## Required task
Reproduce the listing below without changes, except that pictures are left out.

## Dataset records
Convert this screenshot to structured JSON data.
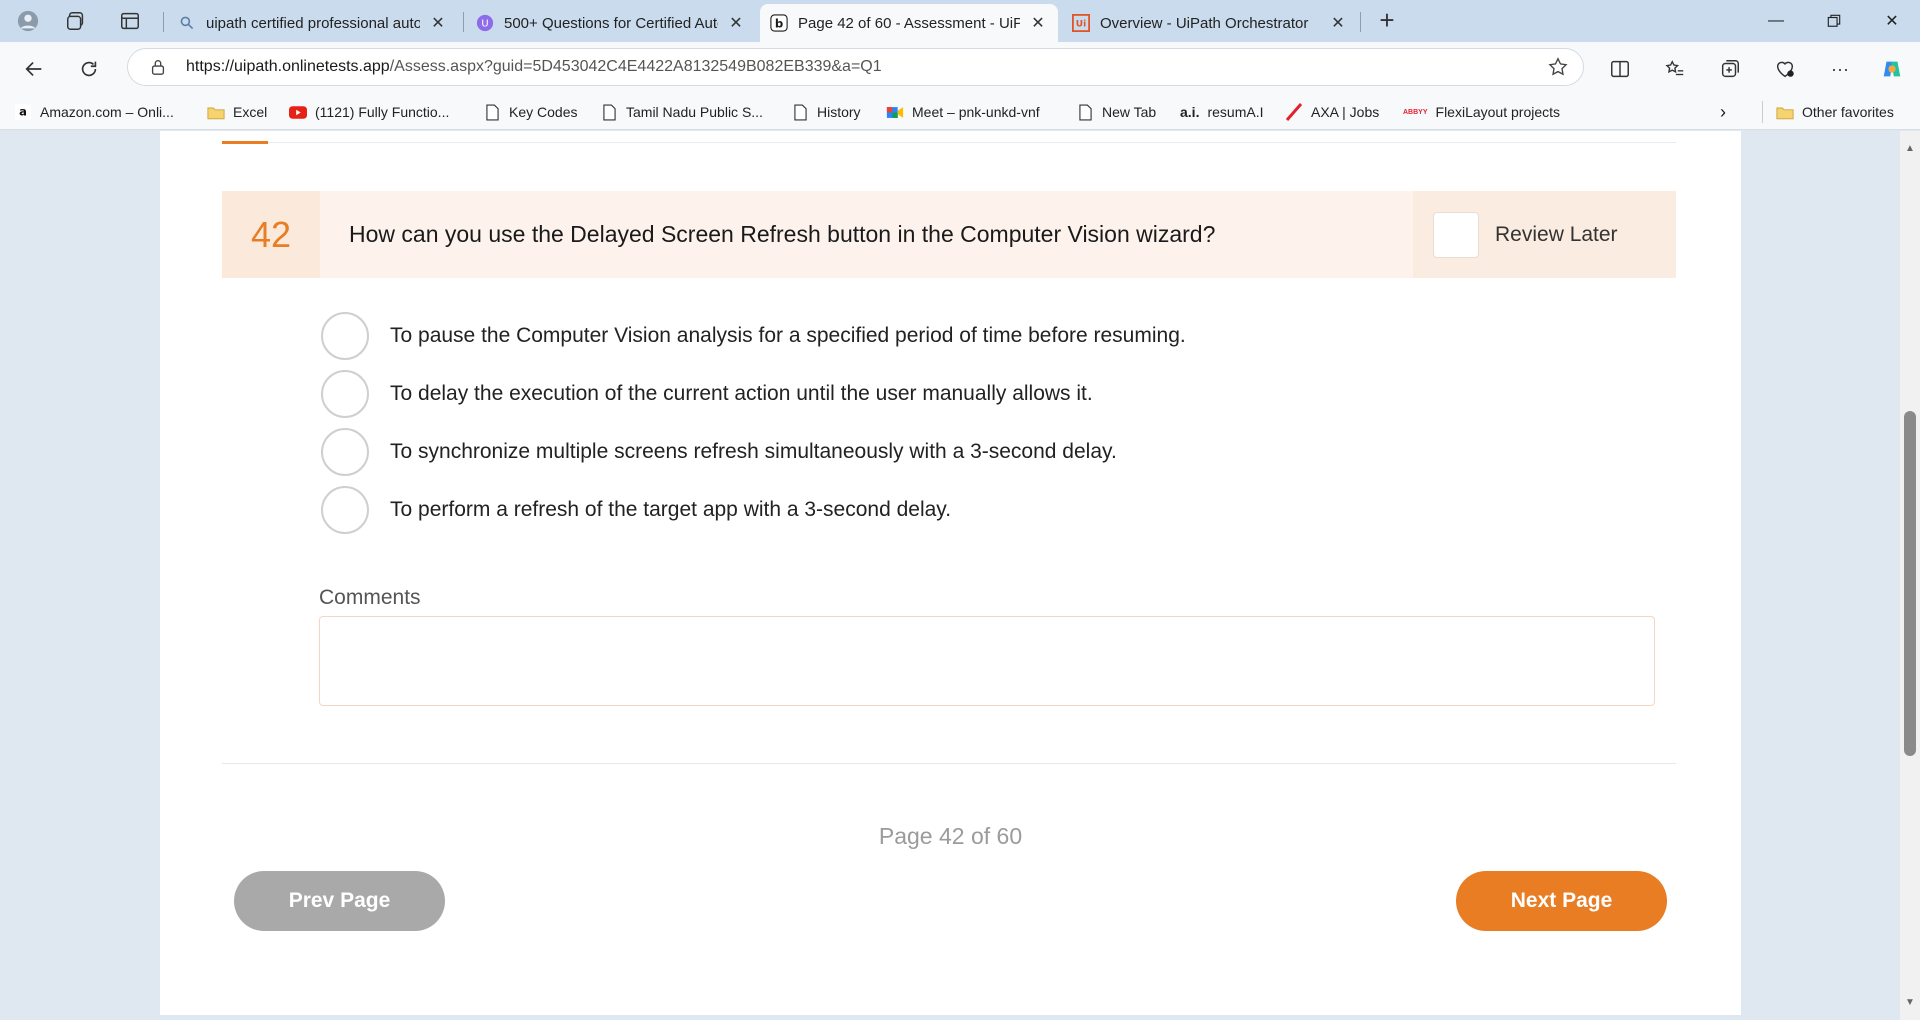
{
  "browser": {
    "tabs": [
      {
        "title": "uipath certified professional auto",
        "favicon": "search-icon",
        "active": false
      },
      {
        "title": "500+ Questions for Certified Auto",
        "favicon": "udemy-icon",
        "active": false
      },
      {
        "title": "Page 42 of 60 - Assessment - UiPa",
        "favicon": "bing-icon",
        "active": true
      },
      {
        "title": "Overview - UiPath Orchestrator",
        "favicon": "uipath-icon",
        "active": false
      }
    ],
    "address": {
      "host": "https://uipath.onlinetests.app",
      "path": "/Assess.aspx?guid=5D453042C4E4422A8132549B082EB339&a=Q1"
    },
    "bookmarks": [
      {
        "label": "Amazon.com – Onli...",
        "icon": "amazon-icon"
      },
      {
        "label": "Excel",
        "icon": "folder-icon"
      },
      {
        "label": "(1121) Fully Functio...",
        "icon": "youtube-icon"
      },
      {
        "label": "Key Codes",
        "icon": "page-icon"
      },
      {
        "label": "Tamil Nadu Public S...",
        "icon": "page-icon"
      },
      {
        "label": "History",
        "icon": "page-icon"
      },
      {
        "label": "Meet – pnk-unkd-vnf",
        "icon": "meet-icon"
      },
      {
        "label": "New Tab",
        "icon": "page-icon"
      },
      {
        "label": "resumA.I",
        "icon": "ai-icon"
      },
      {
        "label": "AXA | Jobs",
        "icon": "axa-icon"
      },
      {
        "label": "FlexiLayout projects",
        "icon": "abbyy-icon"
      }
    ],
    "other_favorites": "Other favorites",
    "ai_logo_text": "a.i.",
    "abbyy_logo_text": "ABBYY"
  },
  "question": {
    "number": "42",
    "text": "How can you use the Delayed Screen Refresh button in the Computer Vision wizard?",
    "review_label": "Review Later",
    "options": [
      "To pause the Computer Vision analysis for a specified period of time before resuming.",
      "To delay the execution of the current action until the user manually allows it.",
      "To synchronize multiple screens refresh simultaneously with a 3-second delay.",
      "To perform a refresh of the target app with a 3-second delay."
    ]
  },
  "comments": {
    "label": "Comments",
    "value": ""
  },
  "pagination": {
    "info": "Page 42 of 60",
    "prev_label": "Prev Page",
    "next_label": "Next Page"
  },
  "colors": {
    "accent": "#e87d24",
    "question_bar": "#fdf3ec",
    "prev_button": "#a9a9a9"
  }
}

## Answer to this problem
Convert this screenshot to structured JSON data.
{
  "browser": {
    "tabs": [
      {
        "title": "uipath certified professional auto",
        "favicon": "search-icon",
        "active": false
      },
      {
        "title": "500+ Questions for Certified Auto",
        "favicon": "udemy-icon",
        "active": false
      },
      {
        "title": "Page 42 of 60 - Assessment - UiPa",
        "favicon": "bing-icon",
        "active": true
      },
      {
        "title": "Overview - UiPath Orchestrator",
        "favicon": "uipath-icon",
        "active": false
      }
    ],
    "address": {
      "host": "https://uipath.onlinetests.app",
      "path": "/Assess.aspx?guid=5D453042C4E4422A8132549B082EB339&a=Q1"
    },
    "bookmarks": [
      {
        "label": "Amazon.com – Onli...",
        "icon": "amazon-icon"
      },
      {
        "label": "Excel",
        "icon": "folder-icon"
      },
      {
        "label": "(1121) Fully Functio...",
        "icon": "youtube-icon"
      },
      {
        "label": "Key Codes",
        "icon": "page-icon"
      },
      {
        "label": "Tamil Nadu Public S...",
        "icon": "page-icon"
      },
      {
        "label": "History",
        "icon": "page-icon"
      },
      {
        "label": "Meet – pnk-unkd-vnf",
        "icon": "meet-icon"
      },
      {
        "label": "New Tab",
        "icon": "page-icon"
      },
      {
        "label": "resumA.I",
        "icon": "ai-icon"
      },
      {
        "label": "AXA | Jobs",
        "icon": "axa-icon"
      },
      {
        "label": "FlexiLayout projects",
        "icon": "abbyy-icon"
      }
    ],
    "other_favorites": "Other favorites",
    "ai_logo_text": "a.i.",
    "abbyy_logo_text": "ABBYY"
  },
  "question": {
    "number": "42",
    "text": "How can you use the Delayed Screen Refresh button in the Computer Vision wizard?",
    "review_label": "Review Later",
    "options": [
      "To pause the Computer Vision analysis for a specified period of time before resuming.",
      "To delay the execution of the current action until the user manually allows it.",
      "To synchronize multiple screens refresh simultaneously with a 3-second delay.",
      "To perform a refresh of the target app with a 3-second delay."
    ]
  },
  "comments": {
    "label": "Comments",
    "value": ""
  },
  "pagination": {
    "info": "Page 42 of 60",
    "prev_label": "Prev Page",
    "next_label": "Next Page"
  },
  "colors": {
    "accent": "#e87d24",
    "question_bar": "#fdf3ec",
    "prev_button": "#a9a9a9"
  }
}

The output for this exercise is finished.